# Data entries
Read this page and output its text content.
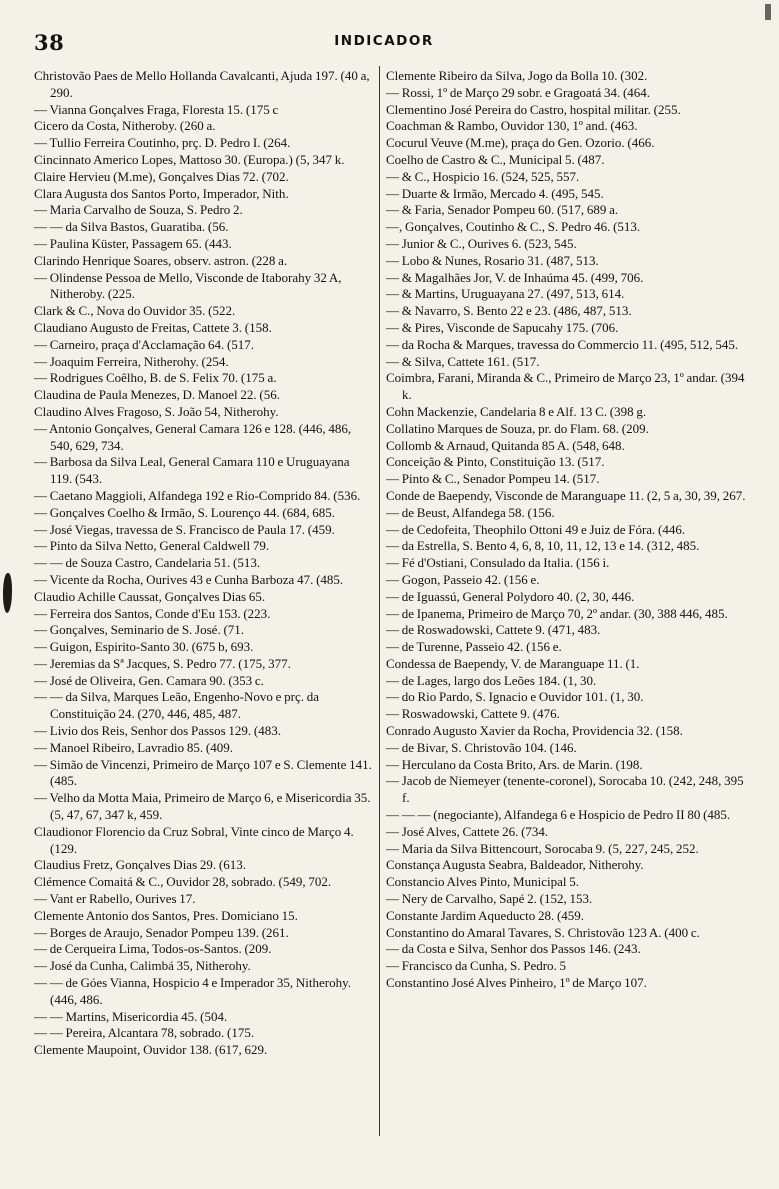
38	INDICADOR

Christovão Paes de Mello Hollanda Cavalcanti, Ajuda 197. (40 a, 290.

— Vianna Gonçalves Fraga, Floresta 15. (175 c

Cicero da Costa, Nitheroby. (260 a.

— Tullio Ferreira Coutinho, prç. D. Pedro I. (264.

Cincinnato Americo Lopes, Mattoso 30. (Europa.) (5, 347 k.

Claire Hervieu (M.me), Gonçalves Dias 72. (702.

Clara Augusta dos Santos Porto, Imperador, Nith.

— Maria Carvalho de Souza, S. Pedro 2.

— — da Silva Bastos, Guaratiba. (56.

— Paulina Küster, Passagem 65. (443.

Clarindo Henrique Soares, observ. astron. (228 a.

— Olindense Pessoa de Mello, Visconde de Itaborahy 32 A, Nitheroby. (225.

Clark & C., Nova do Ouvidor 35. (522.

Claudiano Augusto de Freitas, Cattete 3. (158.

— Carneiro, praça d'Acclamação 64. (517.

— Joaquim Ferreira, Nitherohy. (254.

— Rodrigues Coêlho, B. de S. Felix 70. (175 a.

Claudina de Paula Menezes, D. Manoel 22. (56.

Claudino Alves Fragoso, S. João 54, Nitherohy.

— Antonio Gonçalves, General Camara 126 e 128. (446, 486, 540, 629, 734.

— Barbosa da Silva Leal, General Camara 110 e Uruguayana 119. (543.

— Caetano Maggioli, Alfandega 192 e Rio-Comprido 84. (536.

— Gonçalves Coelho & Irmão, S. Lourenço 44. (684, 685.

— José Viegas, travessa de S. Francisco de Paula 17. (459.

— Pinto da Silva Netto, General Caldwell 79.

— — de Souza Castro, Candelaria 51. (513.

— Vicente da Rocha, Ourives 43 e Cunha Barboza 47. (485.

Claudio Achille Caussat, Gonçalves Dias 65.

— Ferreira dos Santos, Conde d'Eu 153. (223.

— Gonçalves, Seminario de S. José. (71.

— Guigon, Espirito-Santo 30. (675 b, 693.

— Jeremias da Sª Jacques, S. Pedro 77. (175, 377.

— José de Oliveira, Gen. Camara 90. (353 c.

— — da Silva, Marques Leão, Engenho-Novo e prç. da Constituição 24. (270, 446, 485, 487.

— Livio dos Reis, Senhor dos Passos 129. (483.

— Manoel Ribeiro, Lavradio 85. (409.

— Simão de Vincenzi, Primeiro de Março 107 e S. Clemente 141. (485.

— Velho da Motta Maia, Primeiro de Março 6, e Misericordia 35. (5, 47, 67, 347 k, 459.

Claudionor Florencio da Cruz Sobral, Vinte cinco de Março 4. (129.

Claudius Fretz, Gonçalves Dias 29. (613.

Clémence Comaitá & C., Ouvidor 28, sobrado. (549, 702.

— Vant er Rabello, Ourives 17.

Clemente Antonio dos Santos, Pres. Domiciano 15.

— Borges de Araujo, Senador Pompeu 139. (261.

— de Cerqueira Lima, Todos-os-Santos. (209.

— José da Cunha, Calimbá 35, Nitherohy.

— — de Góes Vianna, Hospicio 4 e Imperador 35, Nitherohy. (446, 486.

— — Martins, Misericordia 45. (504.

— — Pereira, Alcantara 78, sobrado. (175.

Clemente Maupoint, Ouvidor 138. (617, 629.

Clemente Ribeiro da Silva, Jogo da Bolla 10. (302.

— Rossi, 1º de Março 29 sobr. e Gragoatá 34. (464.

Clementino José Pereira do Castro, hospital militar. (255.

Coachman & Rambo, Ouvidor 130, 1º and. (463.

Cocurul Veuve (M.me), praça do Gen. Ozorio. (466.

Coelho de Castro & C., Municipal 5. (487.

— & C., Hospicio 16. (524, 525, 557.

— Duarte & Irmão, Mercado 4. (495, 545.

— & Faria, Senador Pompeu 60. (517, 689 a.

—, Gonçalves, Coutinho & C., S. Pedro 46. (513.

— Junior & C., Ourives 6. (523, 545.

— Lobo & Nunes, Rosario 31. (487, 513.

— & Magalhães Jor, V. de Inhaúma 45. (499, 706.

— & Martins, Uruguayana 27. (497, 513, 614.

— & Navarro, S. Bento 22 e 23. (486, 487, 513.

— & Pires, Visconde de Sapucahy 175. (706.

— da Rocha & Marques, travessa do Commercio 11. (495, 512, 545.

— & Silva, Cattete 161. (517.

Coimbra, Farani, Miranda & C., Primeiro de Março 23, 1º andar. (394 k.

Cohn Mackenzie, Candelaria 8 e Alf. 13 C. (398 g.

Collatino Marques de Souza, pr. do Flam. 68. (209.

Collomb & Arnaud, Quitanda 85 A. (548, 648.

Conceição & Pinto, Constituição 13. (517.

— Pinto & C., Senador Pompeu 14. (517.

Conde de Baependy, Visconde de Maranguape 11. (2, 5 a, 30, 39, 267.

— de Beust, Alfandega 58. (156.

— de Cedofeita, Theophilo Ottoni 49 e Juiz de Fóra. (446.

— da Estrella, S. Bento 4, 6, 8, 10, 11, 12, 13 e 14. (312, 485.

— Fé d'Ostiani, Consulado da Italia. (156 i.

— Gogon, Passeio 42. (156 e.

— de Iguassú, General Polydoro 40. (2, 30, 446.

— de Ipanema, Primeiro de Março 70, 2º andar. (30, 388 446, 485.

— de Roswadowski, Cattete 9. (471, 483.

— de Turenne, Passeio 42. (156 e.

Condessa de Baependy, V. de Maranguape 11. (1.

— de Lages, largo dos Leões 184. (1, 30.

— do Rio Pardo, S. Ignacio e Ouvidor 101. (1, 30.

— Roswadowski, Cattete 9. (476.

Conrado Augusto Xavier da Rocha, Providencia 32. (158.

— de Bivar, S. Christovão 104. (146.

— Herculano da Costa Brito, Ars. de Marin. (198.

— Jacob de Niemeyer (tenente-coronel), Sorocaba 10. (242, 248, 395 f.

— — — (negociante), Alfandega 6 e Hospicio de Pedro II 80 (485.

— José Alves, Cattete 26. (734.

— Maria da Silva Bittencourt, Sorocaba 9. (5, 227, 245, 252.

Constança Augusta Seabra, Baldeador, Nitherohy.

Constancio Alves Pinto, Municipal 5.

— Nery de Carvalho, Sapé 2. (152, 153.

Constante Jardim Aqueducto 28. (459.

Constantino do Amaral Tavares, S. Christovão 123 A. (400 c.

— da Costa e Silva, Senhor dos Passos 146. (243.

— Francisco da Cunha, S. Pedro. 5

Constantino José Alves Pinheiro, 1º de Março 107.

# Short exercise
Report the number of lines that include the string "Ribeiro"; return nothing but the count.

# Answer to the task
2